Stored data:
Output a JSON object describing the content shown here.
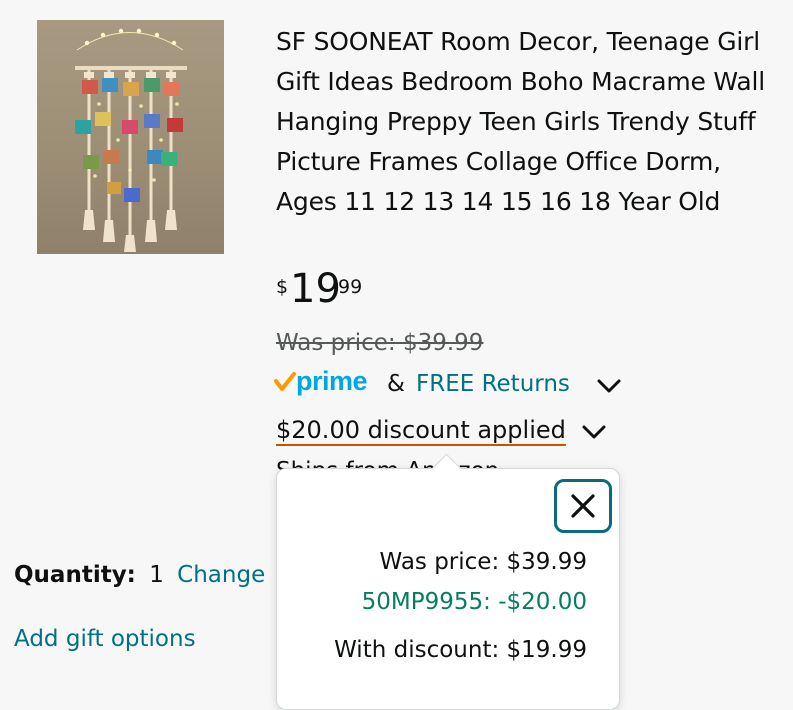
{
  "product": {
    "title": "SF SOONEAT Room Decor, Teenage Girl Gift Ideas Bedroom Boho Macrame Wall Hanging Preppy Teen Girls Trendy Stuff Picture Frames Collage Office Dorm, Ages 11 12 13 14 15 16 18 Year Old",
    "image_icon": "macrame-photo-wall-hanging"
  },
  "price": {
    "symbol": "$",
    "whole": "19",
    "fraction": "99",
    "was_price": "Was price: $39.99"
  },
  "shipping": {
    "prime_label": "prime",
    "ampersand": "&",
    "free_returns": "FREE Returns",
    "covered_text": "Ships from Amazon"
  },
  "discount": {
    "label": "$20.00 discount applied"
  },
  "quantity": {
    "label": "Quantity:",
    "value": "1",
    "change": "Change"
  },
  "gift_options": "Add gift options",
  "popover": {
    "was_price": "Was price: $39.99",
    "coupon": "50MP9955: -$20.00",
    "with_discount": "With discount: $19.99"
  },
  "colors": {
    "link": "#007185",
    "prime": "#00a8e1",
    "prime_check": "#ff9900",
    "coupon": "#067d62",
    "underline": "#c45500",
    "focus_ring": "#0a6b7c"
  }
}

**Your goal**: Within the listing above, find every line containing the string "price" and return it.

**Reply**:
  "price": {
    "was_price": "Was price: $39.99"
    "was_price": "Was price: $39.99",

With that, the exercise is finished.